◆ Given task
Could you copy every line from the material below in which "JSON" appears?

◆ Extracted records
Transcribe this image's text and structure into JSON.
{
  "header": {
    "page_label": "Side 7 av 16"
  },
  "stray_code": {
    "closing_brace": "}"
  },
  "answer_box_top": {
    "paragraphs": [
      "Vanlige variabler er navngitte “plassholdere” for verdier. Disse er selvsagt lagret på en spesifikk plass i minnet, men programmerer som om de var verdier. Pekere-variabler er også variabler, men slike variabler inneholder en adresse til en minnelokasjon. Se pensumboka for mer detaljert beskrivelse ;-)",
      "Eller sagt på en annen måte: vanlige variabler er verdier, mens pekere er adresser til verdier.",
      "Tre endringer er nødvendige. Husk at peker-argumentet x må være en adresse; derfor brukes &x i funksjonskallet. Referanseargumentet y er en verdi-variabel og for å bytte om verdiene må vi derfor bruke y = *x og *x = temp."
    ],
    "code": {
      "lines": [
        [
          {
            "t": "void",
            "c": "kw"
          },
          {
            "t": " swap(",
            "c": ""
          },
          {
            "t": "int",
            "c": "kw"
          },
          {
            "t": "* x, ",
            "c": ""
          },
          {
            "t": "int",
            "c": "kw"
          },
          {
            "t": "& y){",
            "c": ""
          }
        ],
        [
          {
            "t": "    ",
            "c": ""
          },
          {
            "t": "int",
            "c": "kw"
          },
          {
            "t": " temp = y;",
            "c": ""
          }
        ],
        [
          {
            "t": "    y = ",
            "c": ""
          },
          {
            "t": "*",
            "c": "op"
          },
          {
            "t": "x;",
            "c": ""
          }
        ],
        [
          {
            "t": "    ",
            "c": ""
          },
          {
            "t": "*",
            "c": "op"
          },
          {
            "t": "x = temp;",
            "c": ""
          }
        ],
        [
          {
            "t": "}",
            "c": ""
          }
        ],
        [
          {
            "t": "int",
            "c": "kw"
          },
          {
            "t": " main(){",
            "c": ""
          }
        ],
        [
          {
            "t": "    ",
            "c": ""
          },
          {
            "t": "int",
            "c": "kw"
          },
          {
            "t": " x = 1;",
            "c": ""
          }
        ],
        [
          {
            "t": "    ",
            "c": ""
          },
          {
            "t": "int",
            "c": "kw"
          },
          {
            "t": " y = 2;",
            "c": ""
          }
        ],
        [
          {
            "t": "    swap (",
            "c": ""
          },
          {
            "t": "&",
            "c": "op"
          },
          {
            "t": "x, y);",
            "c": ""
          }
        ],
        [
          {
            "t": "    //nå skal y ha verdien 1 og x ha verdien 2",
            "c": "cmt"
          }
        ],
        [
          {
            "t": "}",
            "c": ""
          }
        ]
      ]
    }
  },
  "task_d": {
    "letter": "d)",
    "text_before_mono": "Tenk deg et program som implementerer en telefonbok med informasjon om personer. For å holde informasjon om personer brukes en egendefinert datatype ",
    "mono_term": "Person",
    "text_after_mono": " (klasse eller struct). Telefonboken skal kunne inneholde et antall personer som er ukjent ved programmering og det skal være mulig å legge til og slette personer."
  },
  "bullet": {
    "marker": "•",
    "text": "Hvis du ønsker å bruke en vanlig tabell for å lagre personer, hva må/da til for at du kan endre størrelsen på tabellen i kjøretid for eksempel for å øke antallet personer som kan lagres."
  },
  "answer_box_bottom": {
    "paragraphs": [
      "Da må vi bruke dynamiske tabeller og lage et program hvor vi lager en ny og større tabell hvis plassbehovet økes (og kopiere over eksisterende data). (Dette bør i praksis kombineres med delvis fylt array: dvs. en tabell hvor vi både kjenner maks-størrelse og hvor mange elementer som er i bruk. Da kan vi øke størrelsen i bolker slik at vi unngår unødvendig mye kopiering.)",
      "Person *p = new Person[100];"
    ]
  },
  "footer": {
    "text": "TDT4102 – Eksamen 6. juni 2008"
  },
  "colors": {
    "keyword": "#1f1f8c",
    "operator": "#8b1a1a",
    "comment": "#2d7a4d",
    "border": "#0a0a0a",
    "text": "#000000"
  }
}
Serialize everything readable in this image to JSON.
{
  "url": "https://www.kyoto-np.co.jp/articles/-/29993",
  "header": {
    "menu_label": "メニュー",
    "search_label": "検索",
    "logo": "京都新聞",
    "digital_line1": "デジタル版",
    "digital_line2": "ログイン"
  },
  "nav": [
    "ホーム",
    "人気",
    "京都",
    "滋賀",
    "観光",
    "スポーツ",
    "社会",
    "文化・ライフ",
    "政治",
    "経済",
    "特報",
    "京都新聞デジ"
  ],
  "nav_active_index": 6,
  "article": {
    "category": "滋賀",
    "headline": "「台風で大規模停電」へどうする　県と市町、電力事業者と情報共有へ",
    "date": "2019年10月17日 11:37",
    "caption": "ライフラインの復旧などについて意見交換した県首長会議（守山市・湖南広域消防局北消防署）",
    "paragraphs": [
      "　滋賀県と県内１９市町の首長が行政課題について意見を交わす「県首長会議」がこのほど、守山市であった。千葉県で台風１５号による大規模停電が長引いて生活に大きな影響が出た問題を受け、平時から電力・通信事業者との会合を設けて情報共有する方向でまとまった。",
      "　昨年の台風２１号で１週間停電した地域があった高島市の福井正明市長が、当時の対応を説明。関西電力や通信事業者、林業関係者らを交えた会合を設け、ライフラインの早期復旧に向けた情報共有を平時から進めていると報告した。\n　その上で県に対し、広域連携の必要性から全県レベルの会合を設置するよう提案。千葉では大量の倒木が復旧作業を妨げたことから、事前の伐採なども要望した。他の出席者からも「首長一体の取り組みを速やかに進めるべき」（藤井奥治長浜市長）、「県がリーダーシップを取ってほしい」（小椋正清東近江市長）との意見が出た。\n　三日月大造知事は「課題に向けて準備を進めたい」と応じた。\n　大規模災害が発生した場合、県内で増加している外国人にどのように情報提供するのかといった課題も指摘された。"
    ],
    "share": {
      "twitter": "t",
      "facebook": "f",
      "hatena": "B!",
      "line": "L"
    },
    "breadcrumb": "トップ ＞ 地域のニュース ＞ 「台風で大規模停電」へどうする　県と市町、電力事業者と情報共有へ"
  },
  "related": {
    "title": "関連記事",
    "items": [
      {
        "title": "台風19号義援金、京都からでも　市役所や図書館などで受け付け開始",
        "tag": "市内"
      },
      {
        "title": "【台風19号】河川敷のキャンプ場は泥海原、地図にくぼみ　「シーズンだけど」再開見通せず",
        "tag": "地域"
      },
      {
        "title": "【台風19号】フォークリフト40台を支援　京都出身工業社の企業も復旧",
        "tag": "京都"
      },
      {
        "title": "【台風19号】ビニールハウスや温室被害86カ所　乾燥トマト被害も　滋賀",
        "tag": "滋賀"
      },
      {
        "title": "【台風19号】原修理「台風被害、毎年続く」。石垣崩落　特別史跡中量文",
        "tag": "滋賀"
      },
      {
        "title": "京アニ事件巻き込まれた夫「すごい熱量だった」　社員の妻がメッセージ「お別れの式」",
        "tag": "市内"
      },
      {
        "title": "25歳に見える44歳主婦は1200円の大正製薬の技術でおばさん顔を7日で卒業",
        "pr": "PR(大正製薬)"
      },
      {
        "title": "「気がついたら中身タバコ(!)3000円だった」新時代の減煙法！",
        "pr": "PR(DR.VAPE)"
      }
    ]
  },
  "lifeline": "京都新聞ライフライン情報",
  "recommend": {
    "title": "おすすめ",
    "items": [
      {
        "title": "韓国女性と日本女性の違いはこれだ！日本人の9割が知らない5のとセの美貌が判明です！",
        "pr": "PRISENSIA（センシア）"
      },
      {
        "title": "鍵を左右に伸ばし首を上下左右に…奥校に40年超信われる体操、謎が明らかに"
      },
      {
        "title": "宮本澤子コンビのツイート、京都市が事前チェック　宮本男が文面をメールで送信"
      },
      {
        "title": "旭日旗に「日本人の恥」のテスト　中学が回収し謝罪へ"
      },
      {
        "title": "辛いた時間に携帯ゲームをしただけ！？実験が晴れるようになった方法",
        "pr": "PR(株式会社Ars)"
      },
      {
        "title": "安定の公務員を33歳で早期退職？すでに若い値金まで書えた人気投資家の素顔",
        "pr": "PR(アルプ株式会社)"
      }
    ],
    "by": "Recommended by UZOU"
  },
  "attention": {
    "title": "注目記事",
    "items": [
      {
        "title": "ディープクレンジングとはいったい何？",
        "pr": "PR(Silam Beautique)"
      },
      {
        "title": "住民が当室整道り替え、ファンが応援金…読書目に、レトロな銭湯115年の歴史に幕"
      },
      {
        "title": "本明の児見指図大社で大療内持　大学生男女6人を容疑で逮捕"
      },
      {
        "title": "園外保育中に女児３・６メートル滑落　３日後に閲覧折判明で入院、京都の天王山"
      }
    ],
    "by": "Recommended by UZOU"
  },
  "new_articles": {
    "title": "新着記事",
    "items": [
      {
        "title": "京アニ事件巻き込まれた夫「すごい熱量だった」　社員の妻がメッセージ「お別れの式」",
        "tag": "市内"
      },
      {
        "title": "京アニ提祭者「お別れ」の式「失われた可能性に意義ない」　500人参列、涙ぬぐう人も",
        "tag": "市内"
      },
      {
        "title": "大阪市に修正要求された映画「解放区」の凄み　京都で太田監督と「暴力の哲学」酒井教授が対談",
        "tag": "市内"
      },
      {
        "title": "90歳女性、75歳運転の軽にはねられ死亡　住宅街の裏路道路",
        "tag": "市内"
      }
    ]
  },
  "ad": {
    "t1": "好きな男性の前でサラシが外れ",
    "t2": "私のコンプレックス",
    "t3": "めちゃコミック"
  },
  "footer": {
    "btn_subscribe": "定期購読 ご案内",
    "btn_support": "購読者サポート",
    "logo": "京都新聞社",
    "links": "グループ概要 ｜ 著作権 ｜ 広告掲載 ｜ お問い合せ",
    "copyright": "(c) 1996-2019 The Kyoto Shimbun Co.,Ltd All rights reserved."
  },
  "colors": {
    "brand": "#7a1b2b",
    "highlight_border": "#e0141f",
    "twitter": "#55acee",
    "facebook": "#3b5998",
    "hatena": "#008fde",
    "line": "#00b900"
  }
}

◆ The result
Transcribe this image's text and structure into JSON.
Serialize everything readable in this image to JSON.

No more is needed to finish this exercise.